> Supplied material:
-------

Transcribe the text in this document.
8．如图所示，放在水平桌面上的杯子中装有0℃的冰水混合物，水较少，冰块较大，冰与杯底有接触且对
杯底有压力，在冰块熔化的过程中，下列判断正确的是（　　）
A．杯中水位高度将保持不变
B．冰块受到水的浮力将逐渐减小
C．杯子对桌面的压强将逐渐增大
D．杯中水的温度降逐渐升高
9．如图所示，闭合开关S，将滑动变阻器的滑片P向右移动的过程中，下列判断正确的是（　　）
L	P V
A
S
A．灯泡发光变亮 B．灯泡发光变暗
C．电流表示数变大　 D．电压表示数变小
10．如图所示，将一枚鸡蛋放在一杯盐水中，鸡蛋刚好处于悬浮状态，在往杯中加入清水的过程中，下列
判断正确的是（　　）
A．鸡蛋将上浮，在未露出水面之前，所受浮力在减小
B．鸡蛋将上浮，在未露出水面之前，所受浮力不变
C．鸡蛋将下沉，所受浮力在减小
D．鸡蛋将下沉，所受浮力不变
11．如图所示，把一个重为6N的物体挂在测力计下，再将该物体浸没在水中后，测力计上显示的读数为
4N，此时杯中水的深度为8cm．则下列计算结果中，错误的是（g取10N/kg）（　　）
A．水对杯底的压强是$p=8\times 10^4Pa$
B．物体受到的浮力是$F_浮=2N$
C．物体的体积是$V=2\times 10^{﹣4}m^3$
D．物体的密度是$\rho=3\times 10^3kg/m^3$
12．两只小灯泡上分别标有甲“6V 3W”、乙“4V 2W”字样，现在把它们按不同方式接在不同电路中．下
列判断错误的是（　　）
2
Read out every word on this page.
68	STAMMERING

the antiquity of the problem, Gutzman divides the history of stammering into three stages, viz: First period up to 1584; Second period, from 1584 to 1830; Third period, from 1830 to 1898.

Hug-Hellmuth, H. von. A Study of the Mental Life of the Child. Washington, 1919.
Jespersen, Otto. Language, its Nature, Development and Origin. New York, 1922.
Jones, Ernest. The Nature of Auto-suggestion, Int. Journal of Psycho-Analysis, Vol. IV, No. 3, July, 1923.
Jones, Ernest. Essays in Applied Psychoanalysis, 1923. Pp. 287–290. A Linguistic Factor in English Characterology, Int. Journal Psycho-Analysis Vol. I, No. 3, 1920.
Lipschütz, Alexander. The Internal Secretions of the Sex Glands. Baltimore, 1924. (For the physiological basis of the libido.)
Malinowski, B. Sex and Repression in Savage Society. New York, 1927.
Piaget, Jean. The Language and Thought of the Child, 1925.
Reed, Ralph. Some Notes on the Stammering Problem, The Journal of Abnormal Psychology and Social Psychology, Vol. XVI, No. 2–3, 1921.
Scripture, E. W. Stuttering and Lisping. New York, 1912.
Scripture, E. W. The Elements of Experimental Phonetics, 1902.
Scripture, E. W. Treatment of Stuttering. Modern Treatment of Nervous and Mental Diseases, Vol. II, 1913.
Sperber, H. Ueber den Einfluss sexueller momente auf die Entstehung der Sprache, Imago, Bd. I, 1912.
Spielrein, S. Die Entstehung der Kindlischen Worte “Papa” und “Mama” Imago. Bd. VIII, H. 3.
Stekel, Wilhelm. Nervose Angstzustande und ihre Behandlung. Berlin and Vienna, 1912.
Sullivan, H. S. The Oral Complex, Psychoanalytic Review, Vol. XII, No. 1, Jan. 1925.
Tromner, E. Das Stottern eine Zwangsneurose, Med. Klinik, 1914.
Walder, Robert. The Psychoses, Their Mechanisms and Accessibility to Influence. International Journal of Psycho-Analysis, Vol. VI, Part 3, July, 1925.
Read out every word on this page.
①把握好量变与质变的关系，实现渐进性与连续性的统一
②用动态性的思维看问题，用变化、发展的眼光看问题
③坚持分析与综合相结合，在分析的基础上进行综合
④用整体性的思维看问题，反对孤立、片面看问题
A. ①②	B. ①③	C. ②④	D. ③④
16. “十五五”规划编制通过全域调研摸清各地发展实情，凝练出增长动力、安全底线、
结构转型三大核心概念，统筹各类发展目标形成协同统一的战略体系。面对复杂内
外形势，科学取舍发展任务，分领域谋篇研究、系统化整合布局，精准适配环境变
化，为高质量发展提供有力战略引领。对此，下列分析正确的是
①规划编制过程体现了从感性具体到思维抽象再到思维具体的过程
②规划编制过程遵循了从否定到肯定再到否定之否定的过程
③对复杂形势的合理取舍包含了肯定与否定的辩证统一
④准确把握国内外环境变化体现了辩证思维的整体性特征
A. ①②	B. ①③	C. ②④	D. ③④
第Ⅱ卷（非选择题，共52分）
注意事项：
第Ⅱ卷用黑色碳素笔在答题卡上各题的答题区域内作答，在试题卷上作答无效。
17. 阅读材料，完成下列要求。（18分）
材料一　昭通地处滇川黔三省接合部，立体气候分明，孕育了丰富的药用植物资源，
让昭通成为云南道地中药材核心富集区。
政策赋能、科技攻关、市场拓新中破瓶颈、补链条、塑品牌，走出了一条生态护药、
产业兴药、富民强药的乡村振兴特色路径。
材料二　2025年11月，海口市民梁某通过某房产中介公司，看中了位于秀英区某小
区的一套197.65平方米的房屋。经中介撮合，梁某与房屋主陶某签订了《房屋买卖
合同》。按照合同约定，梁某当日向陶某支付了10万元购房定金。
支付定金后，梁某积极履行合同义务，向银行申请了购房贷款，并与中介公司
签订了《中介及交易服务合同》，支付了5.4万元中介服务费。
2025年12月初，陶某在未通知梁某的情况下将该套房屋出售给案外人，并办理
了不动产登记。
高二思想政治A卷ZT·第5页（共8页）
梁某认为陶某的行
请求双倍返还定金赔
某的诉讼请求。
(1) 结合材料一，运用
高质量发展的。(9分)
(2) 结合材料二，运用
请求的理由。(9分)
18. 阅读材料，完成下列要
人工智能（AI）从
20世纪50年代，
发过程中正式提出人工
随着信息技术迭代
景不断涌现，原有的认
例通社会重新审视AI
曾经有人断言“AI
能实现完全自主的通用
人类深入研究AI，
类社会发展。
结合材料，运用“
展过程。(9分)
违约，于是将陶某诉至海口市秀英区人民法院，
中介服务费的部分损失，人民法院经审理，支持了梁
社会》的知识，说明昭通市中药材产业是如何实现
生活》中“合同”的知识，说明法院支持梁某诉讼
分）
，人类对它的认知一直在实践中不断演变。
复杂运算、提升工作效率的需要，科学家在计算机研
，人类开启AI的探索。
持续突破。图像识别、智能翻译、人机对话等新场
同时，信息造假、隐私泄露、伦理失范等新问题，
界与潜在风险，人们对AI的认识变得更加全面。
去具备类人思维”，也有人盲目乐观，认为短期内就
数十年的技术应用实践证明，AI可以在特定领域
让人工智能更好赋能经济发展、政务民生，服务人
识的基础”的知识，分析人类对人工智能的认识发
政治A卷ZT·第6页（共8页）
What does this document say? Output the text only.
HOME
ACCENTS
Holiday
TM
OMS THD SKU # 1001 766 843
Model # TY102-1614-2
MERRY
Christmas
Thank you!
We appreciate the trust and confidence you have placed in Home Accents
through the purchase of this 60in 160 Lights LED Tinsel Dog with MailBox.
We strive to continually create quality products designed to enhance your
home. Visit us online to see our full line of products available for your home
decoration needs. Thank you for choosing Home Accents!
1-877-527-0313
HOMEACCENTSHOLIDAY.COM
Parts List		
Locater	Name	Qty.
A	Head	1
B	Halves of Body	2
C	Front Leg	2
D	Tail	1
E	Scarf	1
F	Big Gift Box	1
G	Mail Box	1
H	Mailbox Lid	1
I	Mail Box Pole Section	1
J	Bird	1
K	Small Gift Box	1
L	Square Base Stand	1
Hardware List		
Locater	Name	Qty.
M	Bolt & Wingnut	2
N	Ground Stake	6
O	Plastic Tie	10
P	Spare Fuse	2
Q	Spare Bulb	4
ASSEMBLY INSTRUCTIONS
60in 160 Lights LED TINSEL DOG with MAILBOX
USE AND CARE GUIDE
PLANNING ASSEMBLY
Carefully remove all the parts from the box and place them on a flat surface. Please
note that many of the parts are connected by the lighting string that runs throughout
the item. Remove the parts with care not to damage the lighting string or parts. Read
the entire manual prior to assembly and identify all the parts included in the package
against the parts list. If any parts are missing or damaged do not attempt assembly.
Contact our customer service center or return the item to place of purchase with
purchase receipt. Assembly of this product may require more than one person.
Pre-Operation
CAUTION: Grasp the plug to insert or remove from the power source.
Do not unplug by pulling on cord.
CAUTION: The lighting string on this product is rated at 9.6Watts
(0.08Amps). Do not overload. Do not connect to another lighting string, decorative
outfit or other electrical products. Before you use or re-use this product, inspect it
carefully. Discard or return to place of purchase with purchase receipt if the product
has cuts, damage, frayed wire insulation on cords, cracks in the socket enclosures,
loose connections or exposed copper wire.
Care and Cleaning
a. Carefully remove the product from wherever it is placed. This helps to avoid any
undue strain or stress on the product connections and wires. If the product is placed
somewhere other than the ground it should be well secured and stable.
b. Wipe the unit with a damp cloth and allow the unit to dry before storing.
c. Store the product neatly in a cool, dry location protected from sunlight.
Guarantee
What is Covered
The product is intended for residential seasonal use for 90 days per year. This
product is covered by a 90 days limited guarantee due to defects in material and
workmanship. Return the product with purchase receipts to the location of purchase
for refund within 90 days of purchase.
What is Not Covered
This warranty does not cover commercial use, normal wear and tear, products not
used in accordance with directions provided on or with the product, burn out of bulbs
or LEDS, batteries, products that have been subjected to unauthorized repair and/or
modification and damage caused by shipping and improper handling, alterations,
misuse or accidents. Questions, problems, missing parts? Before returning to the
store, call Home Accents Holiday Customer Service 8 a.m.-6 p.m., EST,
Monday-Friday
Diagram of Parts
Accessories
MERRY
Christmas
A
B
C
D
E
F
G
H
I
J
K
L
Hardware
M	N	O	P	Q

-------

> Task:
Gather up every line in the data above that contains the word "your", copying each one.

> The solution:
We strive to continually create quality products designed to enhance your
home. Visit us online to see our full line of products available for your home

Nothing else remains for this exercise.